#### Objective:
Gather all lines in the records below that include the word "Transport".

Stored entries
================

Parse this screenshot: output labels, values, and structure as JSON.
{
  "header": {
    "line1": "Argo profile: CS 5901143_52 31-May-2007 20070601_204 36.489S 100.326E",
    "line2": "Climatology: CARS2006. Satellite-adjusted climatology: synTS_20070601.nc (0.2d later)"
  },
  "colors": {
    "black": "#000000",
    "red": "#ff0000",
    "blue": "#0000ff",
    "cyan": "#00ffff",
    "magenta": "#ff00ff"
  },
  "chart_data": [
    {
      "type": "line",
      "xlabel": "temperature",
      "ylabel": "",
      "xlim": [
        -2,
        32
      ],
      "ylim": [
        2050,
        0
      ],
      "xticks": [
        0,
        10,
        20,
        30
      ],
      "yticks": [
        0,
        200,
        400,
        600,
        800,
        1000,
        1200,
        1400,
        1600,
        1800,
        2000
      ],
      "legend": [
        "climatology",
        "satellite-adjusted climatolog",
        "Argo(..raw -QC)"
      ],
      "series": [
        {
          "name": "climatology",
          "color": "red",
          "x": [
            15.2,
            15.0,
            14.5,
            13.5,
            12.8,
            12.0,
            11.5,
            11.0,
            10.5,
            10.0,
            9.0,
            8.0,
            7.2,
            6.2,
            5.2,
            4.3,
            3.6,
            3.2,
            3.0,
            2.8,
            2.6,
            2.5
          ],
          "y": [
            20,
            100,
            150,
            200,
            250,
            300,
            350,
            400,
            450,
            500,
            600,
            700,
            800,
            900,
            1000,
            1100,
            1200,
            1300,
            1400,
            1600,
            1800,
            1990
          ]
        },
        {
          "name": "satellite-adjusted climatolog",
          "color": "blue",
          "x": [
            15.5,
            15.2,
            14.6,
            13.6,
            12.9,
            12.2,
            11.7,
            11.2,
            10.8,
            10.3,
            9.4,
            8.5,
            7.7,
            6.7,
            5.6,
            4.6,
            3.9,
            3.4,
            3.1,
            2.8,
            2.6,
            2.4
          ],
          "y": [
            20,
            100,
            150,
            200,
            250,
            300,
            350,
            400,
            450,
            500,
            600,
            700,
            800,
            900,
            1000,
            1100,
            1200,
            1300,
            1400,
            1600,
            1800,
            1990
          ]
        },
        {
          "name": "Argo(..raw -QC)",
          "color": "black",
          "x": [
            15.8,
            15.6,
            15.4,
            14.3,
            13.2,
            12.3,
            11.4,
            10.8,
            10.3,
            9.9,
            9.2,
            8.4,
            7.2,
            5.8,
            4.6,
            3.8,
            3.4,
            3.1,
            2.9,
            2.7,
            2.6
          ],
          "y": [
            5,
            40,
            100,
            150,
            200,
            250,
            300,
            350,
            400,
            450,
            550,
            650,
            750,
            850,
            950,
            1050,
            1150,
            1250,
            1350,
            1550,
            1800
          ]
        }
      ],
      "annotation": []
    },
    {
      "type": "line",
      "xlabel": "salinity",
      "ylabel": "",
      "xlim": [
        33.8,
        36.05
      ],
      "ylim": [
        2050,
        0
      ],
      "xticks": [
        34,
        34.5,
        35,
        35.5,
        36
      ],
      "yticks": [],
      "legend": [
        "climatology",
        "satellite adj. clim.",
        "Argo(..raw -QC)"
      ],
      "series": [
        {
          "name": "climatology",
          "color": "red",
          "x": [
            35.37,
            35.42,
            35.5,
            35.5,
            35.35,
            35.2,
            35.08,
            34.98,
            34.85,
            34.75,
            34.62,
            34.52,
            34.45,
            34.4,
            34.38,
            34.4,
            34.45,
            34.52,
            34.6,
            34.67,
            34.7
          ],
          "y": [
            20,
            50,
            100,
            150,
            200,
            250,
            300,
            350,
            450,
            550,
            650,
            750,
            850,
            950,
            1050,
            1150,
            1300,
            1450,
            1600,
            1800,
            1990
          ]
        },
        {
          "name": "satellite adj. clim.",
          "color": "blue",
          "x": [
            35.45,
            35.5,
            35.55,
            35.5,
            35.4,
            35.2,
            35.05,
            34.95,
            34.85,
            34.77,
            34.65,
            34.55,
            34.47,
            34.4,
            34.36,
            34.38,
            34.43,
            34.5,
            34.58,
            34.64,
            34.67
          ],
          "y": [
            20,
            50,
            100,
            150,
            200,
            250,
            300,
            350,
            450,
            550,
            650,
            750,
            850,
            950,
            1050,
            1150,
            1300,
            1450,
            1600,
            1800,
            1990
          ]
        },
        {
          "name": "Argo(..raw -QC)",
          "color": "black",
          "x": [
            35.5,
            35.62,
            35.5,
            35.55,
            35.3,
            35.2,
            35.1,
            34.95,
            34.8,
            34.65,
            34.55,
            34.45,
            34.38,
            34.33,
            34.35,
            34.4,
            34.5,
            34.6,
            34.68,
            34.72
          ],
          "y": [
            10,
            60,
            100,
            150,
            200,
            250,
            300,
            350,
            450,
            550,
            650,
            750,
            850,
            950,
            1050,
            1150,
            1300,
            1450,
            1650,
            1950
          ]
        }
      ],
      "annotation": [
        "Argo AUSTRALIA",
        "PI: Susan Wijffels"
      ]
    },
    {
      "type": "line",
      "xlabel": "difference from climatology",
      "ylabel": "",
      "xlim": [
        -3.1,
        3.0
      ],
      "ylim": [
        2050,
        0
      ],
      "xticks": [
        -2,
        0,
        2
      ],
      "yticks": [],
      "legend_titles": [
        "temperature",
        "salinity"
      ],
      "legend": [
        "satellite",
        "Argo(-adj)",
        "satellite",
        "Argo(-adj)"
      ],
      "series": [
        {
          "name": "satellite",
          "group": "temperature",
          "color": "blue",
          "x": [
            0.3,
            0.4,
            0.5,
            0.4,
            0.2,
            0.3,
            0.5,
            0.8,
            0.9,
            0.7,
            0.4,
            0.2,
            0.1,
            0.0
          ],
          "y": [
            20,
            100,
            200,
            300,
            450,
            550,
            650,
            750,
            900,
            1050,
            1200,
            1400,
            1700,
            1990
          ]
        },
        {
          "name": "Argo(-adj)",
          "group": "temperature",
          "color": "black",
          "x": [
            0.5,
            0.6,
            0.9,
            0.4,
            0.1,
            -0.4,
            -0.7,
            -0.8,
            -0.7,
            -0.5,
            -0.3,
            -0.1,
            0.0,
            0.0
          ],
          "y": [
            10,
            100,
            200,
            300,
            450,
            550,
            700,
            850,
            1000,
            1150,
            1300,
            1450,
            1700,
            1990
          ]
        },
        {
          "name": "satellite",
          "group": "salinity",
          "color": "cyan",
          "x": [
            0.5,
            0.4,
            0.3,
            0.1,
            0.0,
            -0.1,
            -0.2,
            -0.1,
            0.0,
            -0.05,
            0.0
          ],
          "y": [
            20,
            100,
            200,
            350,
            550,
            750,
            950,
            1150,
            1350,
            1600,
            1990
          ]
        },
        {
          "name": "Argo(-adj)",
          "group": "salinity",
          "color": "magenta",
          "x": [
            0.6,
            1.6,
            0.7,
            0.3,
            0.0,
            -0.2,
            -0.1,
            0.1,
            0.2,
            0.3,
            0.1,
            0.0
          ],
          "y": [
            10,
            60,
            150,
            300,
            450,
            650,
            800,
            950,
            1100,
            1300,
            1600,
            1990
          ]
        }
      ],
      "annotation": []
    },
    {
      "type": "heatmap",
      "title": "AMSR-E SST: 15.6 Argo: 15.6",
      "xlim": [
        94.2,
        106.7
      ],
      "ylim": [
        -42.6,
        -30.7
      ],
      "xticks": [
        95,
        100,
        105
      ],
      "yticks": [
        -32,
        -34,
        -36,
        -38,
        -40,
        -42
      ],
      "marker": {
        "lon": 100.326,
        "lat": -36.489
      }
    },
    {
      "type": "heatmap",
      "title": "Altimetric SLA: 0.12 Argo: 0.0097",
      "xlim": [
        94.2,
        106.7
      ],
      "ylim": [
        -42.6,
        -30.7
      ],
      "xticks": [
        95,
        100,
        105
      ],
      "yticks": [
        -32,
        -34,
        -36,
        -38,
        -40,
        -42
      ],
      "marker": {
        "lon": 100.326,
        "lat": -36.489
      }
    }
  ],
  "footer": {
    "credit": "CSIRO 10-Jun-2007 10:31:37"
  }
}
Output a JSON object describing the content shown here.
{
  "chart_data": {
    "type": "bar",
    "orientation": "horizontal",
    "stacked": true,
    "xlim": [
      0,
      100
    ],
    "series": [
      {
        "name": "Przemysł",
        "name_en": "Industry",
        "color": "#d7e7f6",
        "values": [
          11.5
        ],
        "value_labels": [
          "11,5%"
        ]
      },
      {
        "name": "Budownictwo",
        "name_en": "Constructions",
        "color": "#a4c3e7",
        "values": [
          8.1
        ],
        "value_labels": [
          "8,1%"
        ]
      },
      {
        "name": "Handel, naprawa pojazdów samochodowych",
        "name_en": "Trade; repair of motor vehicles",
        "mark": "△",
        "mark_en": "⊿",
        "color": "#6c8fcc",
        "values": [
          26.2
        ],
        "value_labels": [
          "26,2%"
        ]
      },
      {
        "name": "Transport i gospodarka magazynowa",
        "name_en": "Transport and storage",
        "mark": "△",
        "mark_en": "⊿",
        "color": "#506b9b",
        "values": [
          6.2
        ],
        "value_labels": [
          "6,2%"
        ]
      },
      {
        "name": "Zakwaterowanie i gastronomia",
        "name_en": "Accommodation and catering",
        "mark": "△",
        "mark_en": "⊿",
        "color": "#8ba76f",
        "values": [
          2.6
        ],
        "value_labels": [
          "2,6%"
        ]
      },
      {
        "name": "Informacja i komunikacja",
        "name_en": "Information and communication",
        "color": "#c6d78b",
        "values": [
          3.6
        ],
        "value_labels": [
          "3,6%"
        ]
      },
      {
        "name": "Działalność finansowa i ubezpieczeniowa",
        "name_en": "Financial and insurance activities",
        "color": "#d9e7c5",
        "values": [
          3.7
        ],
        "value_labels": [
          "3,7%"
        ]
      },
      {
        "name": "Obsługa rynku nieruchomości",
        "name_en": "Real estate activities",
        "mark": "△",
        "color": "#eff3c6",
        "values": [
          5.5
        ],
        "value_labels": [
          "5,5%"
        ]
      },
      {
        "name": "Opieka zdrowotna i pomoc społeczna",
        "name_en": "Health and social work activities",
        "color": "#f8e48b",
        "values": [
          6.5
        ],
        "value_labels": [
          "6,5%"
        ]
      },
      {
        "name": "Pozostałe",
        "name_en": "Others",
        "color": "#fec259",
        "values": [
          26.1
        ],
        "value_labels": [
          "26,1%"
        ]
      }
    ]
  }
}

================

#### Exercise response:
        "name": "Transport i gospodarka magazynowa",
        "name_en": "Transport and storage",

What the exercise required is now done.